PROBLEM REQUIREMENTS:
Leaving the pictures aside, transcribe every line below exactly.

Saved entries:

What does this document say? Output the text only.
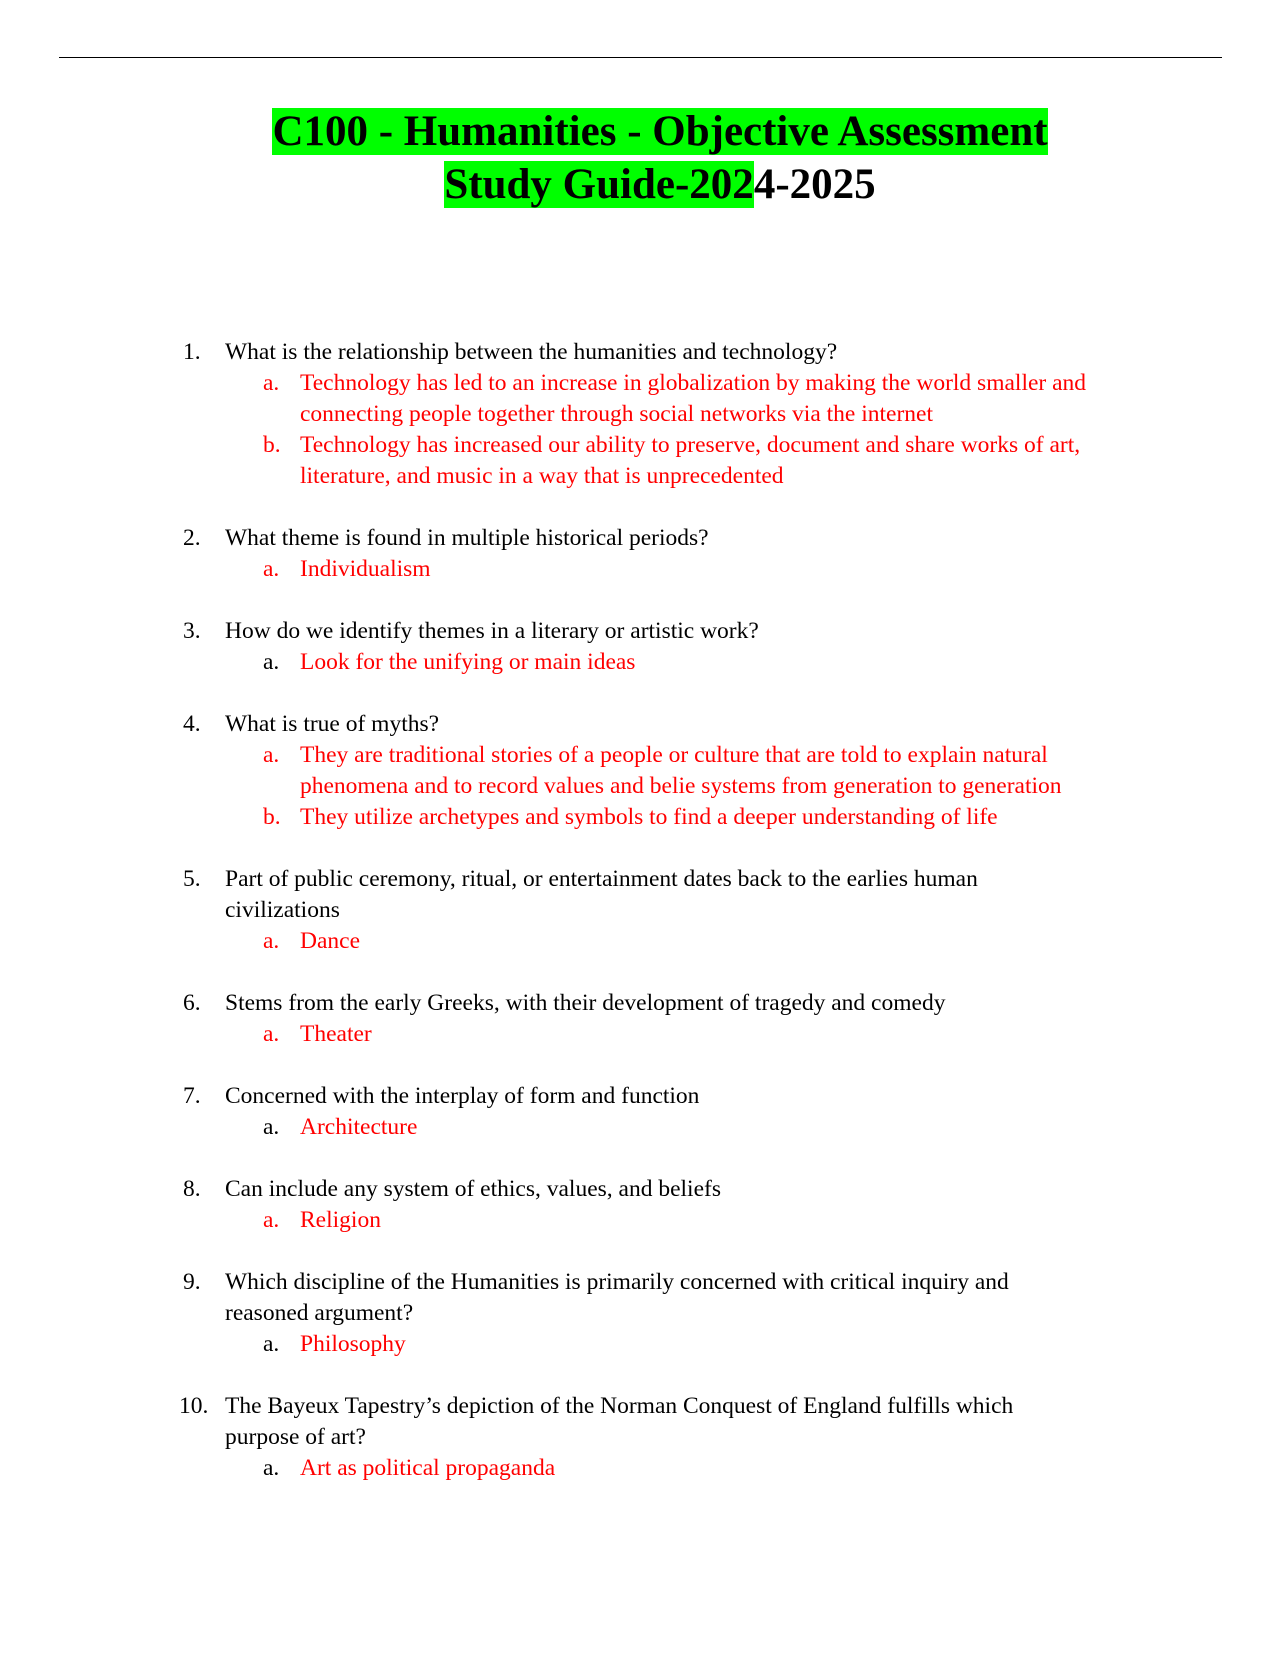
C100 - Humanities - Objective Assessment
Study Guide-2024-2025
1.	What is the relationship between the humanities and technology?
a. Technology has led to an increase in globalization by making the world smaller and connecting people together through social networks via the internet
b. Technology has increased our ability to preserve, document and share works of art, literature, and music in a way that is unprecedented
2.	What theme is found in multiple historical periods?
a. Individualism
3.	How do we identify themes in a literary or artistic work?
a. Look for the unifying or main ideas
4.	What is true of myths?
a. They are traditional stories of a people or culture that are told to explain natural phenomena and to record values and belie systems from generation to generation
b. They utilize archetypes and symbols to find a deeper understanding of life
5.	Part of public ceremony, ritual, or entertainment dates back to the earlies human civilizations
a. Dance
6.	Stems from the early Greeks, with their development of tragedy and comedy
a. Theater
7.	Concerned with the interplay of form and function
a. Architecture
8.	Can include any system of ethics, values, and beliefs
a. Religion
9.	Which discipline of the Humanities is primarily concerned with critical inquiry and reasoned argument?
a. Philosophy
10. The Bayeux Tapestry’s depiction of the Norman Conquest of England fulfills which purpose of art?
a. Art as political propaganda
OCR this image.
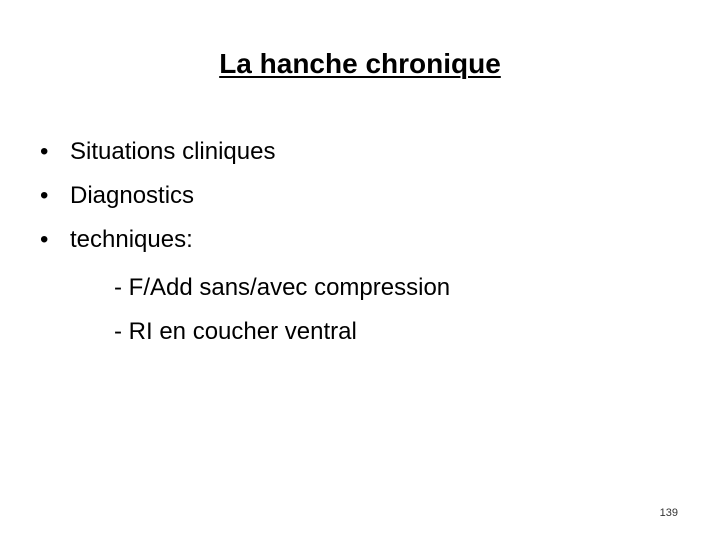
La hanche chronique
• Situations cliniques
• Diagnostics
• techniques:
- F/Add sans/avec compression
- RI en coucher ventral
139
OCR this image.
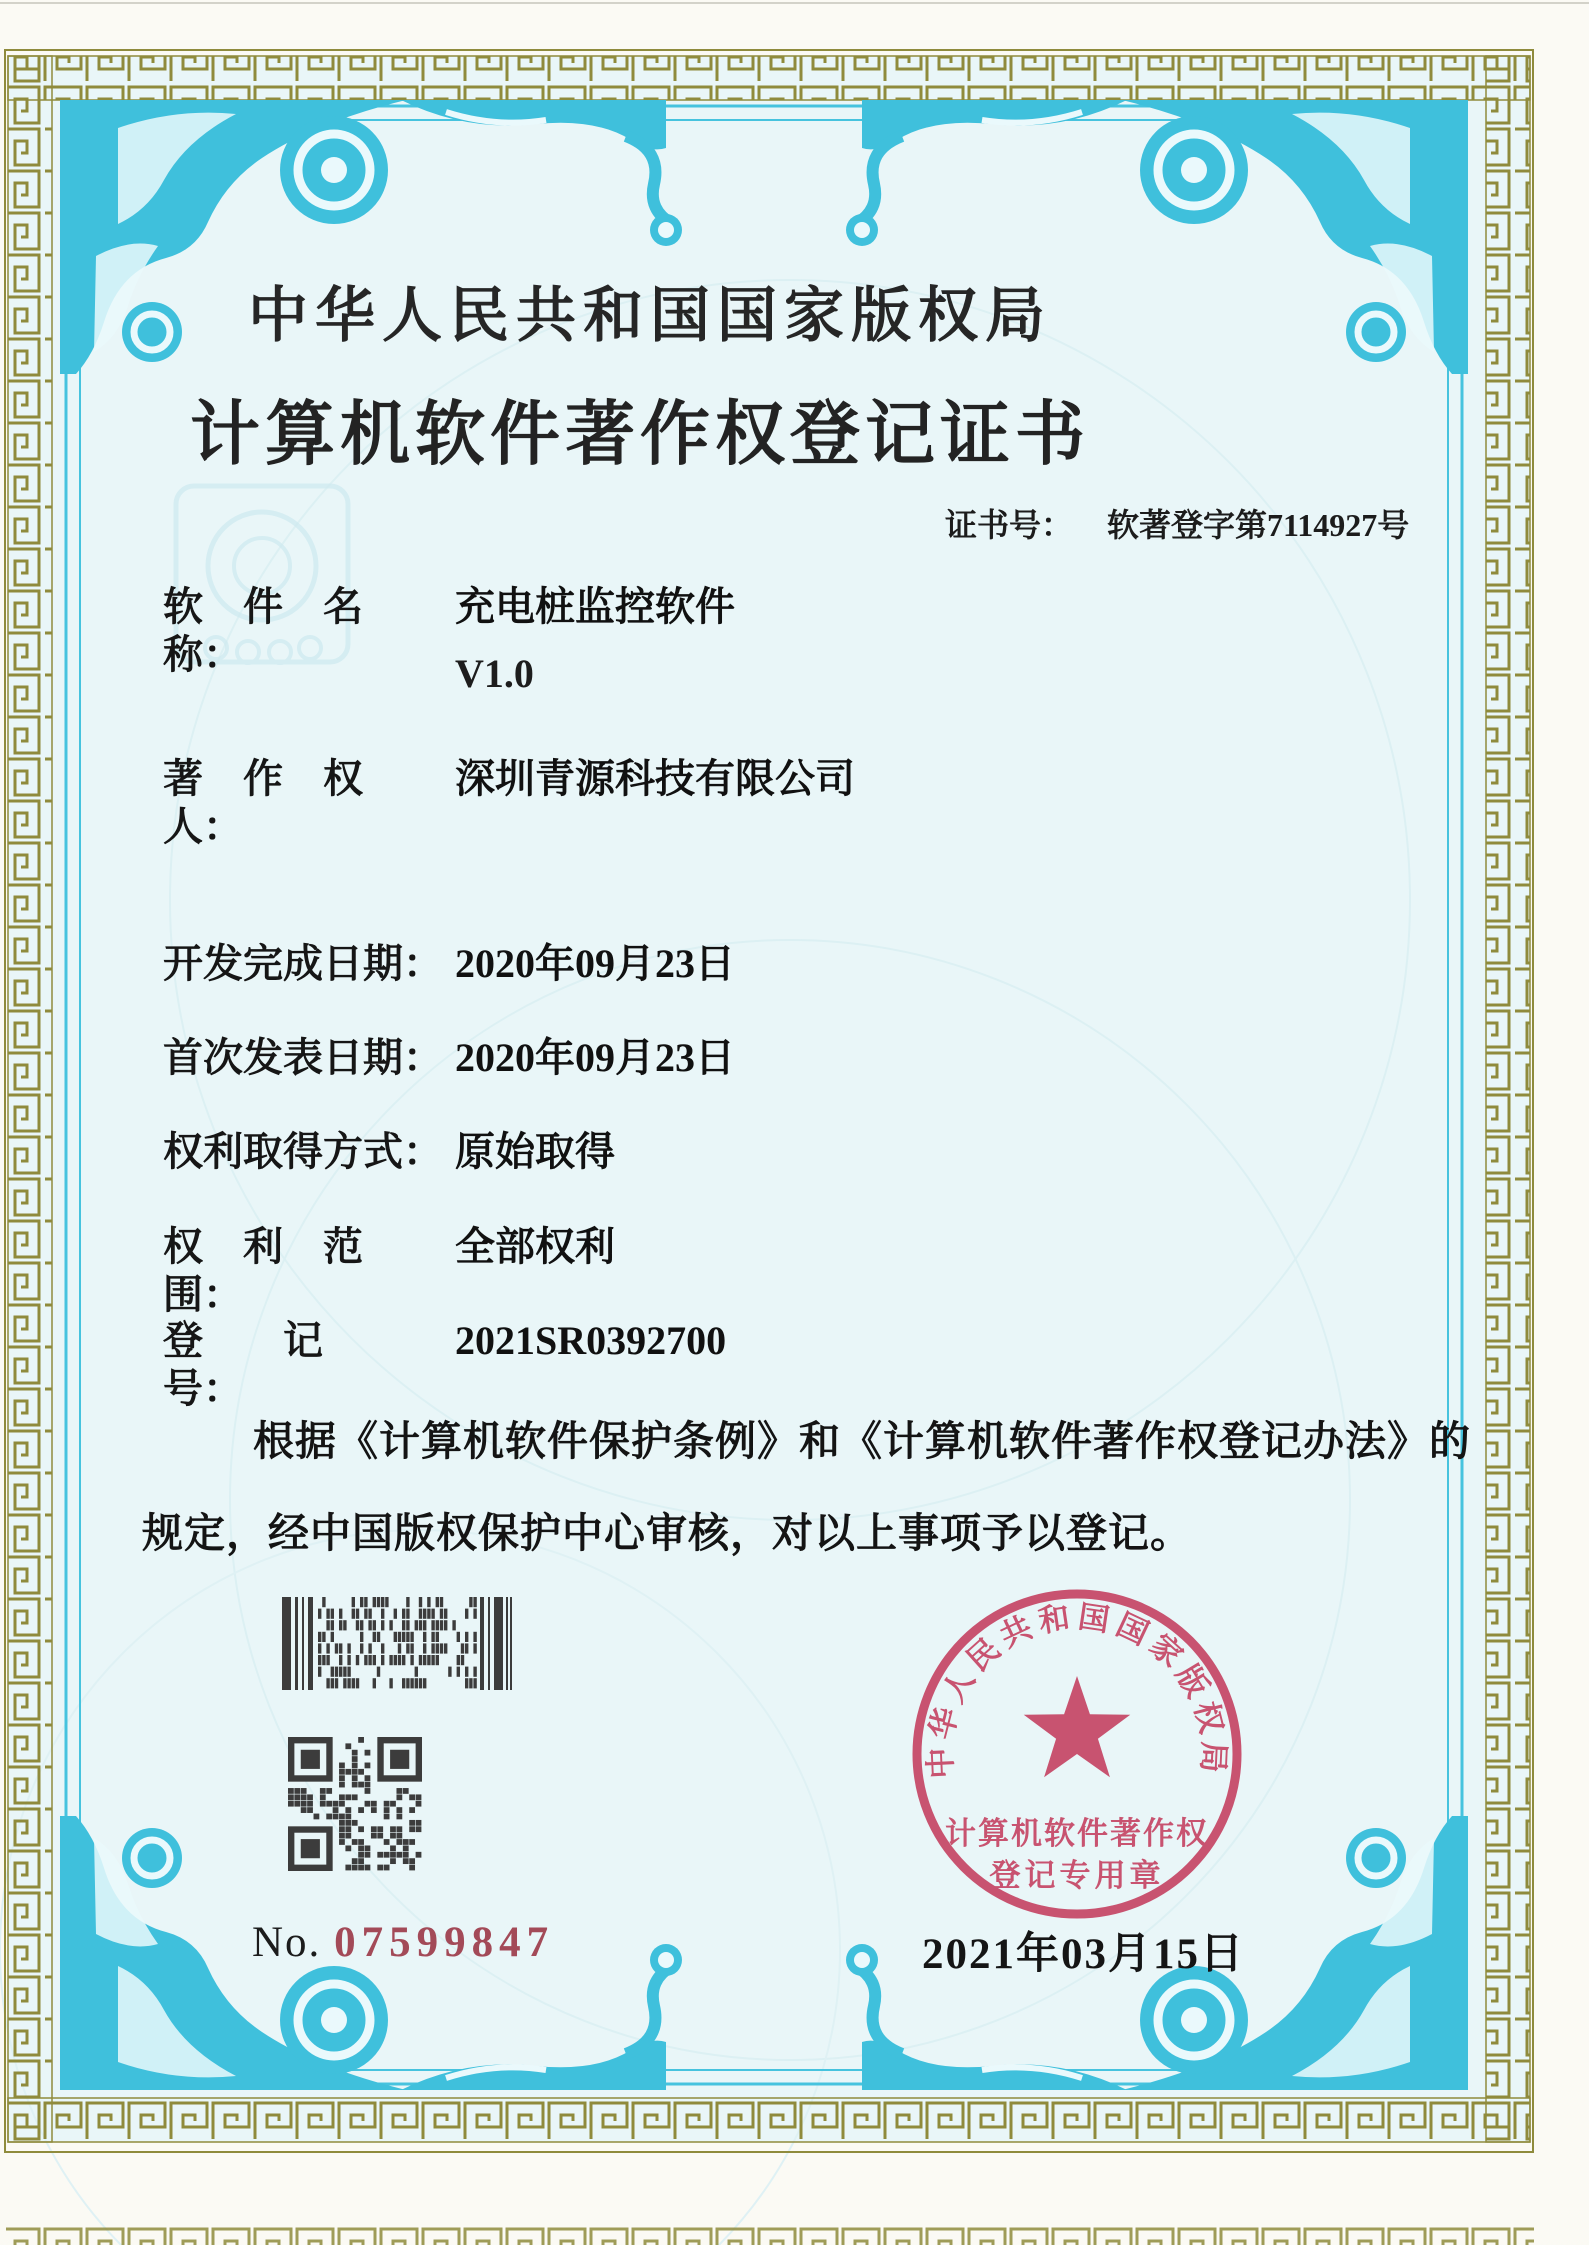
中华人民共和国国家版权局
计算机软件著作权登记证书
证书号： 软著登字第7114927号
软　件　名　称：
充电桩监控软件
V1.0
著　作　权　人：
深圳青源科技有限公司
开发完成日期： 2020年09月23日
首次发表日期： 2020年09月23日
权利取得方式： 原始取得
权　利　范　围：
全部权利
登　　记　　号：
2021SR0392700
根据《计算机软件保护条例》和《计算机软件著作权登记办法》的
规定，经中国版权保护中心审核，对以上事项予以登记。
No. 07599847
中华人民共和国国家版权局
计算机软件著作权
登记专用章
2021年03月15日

RESULT:
What does this document say? Output the text only.
C100 - Humanities - Objective Assessment
Study Guide-2024-2025
1.	What is the relationship between the humanities and technology?
a. Technology has led to an increase in globalization by making the world smaller and connecting people together through social networks via the internet
b. Technology has increased our ability to preserve, document and share works of art, literature, and music in a way that is unprecedented
2.	What theme is found in multiple historical periods?
a. Individualism
3.	How do we identify themes in a literary or artistic work?
a. Look for the unifying or main ideas
4.	What is true of myths?
a. They are traditional stories of a people or culture that are told to explain natural phenomena and to record values and belie systems from generation to generation
b. They utilize archetypes and symbols to find a deeper understanding of life
5.	Part of public ceremony, ritual, or entertainment dates back to the earlies human civilizations
a. Dance
6.	Stems from the early Greeks, with their development of tragedy and comedy
a. Theater
7.	Concerned with the interplay of form and function
a. Architecture
8.	Can include any system of ethics, values, and beliefs
a. Religion
9.	Which discipline of the Humanities is primarily concerned with critical inquiry and reasoned argument?
a. Philosophy
10. The Bayeux Tapestry’s depiction of the Norman Conquest of England fulfills which purpose of art?
a. Art as political propaganda
OCR this image.
La hanche chronique
• Situations cliniques
• Diagnostics
• techniques:
- F/Add sans/avec compression
- RI en coucher ventral
139
OCR this image.
中华人民共和国国家版权局
计算机软件著作权登记证书
证书号： 软著登字第7114927号
软　件　名　称：
充电桩监控软件
V1.0
著　作　权　人：
深圳青源科技有限公司
开发完成日期： 2020年09月23日
首次发表日期： 2020年09月23日
权利取得方式： 原始取得
权　利　范　围：
全部权利
登　　记　　号：
2021SR0392700
根据《计算机软件保护条例》和《计算机软件著作权登记办法》的
规定，经中国版权保护中心审核，对以上事项予以登记。
No. 07599847
中华人民共和国国家版权局
计算机软件著作权
登记专用章
2021年03月15日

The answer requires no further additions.